_Exercise instructions_
Skip any picture you find and retype all the remaining lines exactly.

_Dataset rows_

::::

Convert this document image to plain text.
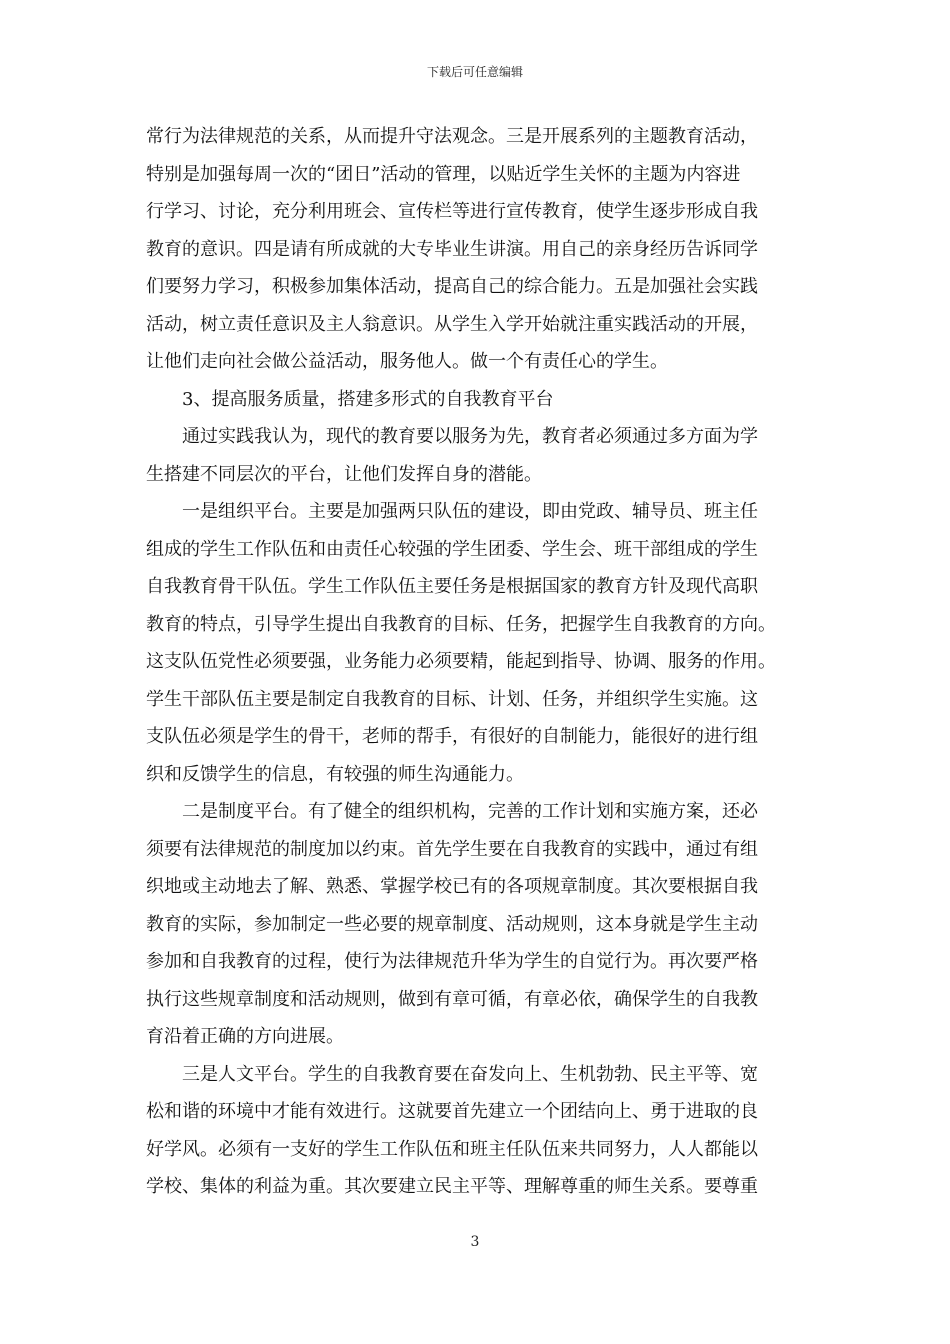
下载后可任意编辑
常行为法律规范的关系，从而提升守法观念。三是开展系列的主题教育活动，
特别是加强每周一次的“团日”活动的管理，以贴近学生关怀的主题为内容进
行学习、讨论，充分利用班会、宣传栏等进行宣传教育，使学生逐步形成自我
教育的意识。四是请有所成就的大专毕业生讲演。用自己的亲身经历告诉同学
们要努力学习，积极参加集体活动，提高自己的综合能力。五是加强社会实践
活动，树立责任意识及主人翁意识。从学生入学开始就注重实践活动的开展，
让他们走向社会做公益活动，服务他人。做一个有责任心的学生。
3、提高服务质量，搭建多形式的自我教育平台
通过实践我认为，现代的教育要以服务为先，教育者必须通过多方面为学
生搭建不同层次的平台，让他们发挥自身的潜能。
一是组织平台。主要是加强两只队伍的建设，即由党政、辅导员、班主任
组成的学生工作队伍和由责任心较强的学生团委、学生会、班干部组成的学生
自我教育骨干队伍。学生工作队伍主要任务是根据国家的教育方针及现代高职
教育的特点，引导学生提出自我教育的目标、任务，把握学生自我教育的方向。
这支队伍党性必须要强，业务能力必须要精，能起到指导、协调、服务的作用。
学生干部队伍主要是制定自我教育的目标、计划、任务，并组织学生实施。这
支队伍必须是学生的骨干，老师的帮手，有很好的自制能力，能很好的进行组
织和反馈学生的信息，有较强的师生沟通能力。
二是制度平台。有了健全的组织机构，完善的工作计划和实施方案，还必
须要有法律规范的制度加以约束。首先学生要在自我教育的实践中，通过有组
织地或主动地去了解、熟悉、掌握学校已有的各项规章制度。其次要根据自我
教育的实际，参加制定一些必要的规章制度、活动规则，这本身就是学生主动
参加和自我教育的过程，使行为法律规范升华为学生的自觉行为。再次要严格
执行这些规章制度和活动规则，做到有章可循，有章必依，确保学生的自我教
育沿着正确的方向进展。
三是人文平台。学生的自我教育要在奋发向上、生机勃勃、民主平等、宽
松和谐的环境中才能有效进行。这就要首先建立一个团结向上、勇于进取的良
好学风。必须有一支好的学生工作队伍和班主任队伍来共同努力，人人都能以
学校、集体的利益为重。其次要建立民主平等、理解尊重的师生关系。要尊重
3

::::

_Completed task_
Convert this document image to plain text.
下载后可任意编辑
常行为法律规范的关系，从而提升守法观念。三是开展系列的主题教育活动，
特别是加强每周一次的“团日”活动的管理，以贴近学生关怀的主题为内容进
行学习、讨论，充分利用班会、宣传栏等进行宣传教育，使学生逐步形成自我
教育的意识。四是请有所成就的大专毕业生讲演。用自己的亲身经历告诉同学
们要努力学习，积极参加集体活动，提高自己的综合能力。五是加强社会实践
活动，树立责任意识及主人翁意识。从学生入学开始就注重实践活动的开展，
让他们走向社会做公益活动，服务他人。做一个有责任心的学生。
3、提高服务质量，搭建多形式的自我教育平台
通过实践我认为，现代的教育要以服务为先，教育者必须通过多方面为学
生搭建不同层次的平台，让他们发挥自身的潜能。
一是组织平台。主要是加强两只队伍的建设，即由党政、辅导员、班主任
组成的学生工作队伍和由责任心较强的学生团委、学生会、班干部组成的学生
自我教育骨干队伍。学生工作队伍主要任务是根据国家的教育方针及现代高职
教育的特点，引导学生提出自我教育的目标、任务，把握学生自我教育的方向。
这支队伍党性必须要强，业务能力必须要精，能起到指导、协调、服务的作用。
学生干部队伍主要是制定自我教育的目标、计划、任务，并组织学生实施。这
支队伍必须是学生的骨干，老师的帮手，有很好的自制能力，能很好的进行组
织和反馈学生的信息，有较强的师生沟通能力。
二是制度平台。有了健全的组织机构，完善的工作计划和实施方案，还必
须要有法律规范的制度加以约束。首先学生要在自我教育的实践中，通过有组
织地或主动地去了解、熟悉、掌握学校已有的各项规章制度。其次要根据自我
教育的实际，参加制定一些必要的规章制度、活动规则，这本身就是学生主动
参加和自我教育的过程，使行为法律规范升华为学生的自觉行为。再次要严格
执行这些规章制度和活动规则，做到有章可循，有章必依，确保学生的自我教
育沿着正确的方向进展。
三是人文平台。学生的自我教育要在奋发向上、生机勃勃、民主平等、宽
松和谐的环境中才能有效进行。这就要首先建立一个团结向上、勇于进取的良
好学风。必须有一支好的学生工作队伍和班主任队伍来共同努力，人人都能以
学校、集体的利益为重。其次要建立民主平等、理解尊重的师生关系。要尊重
3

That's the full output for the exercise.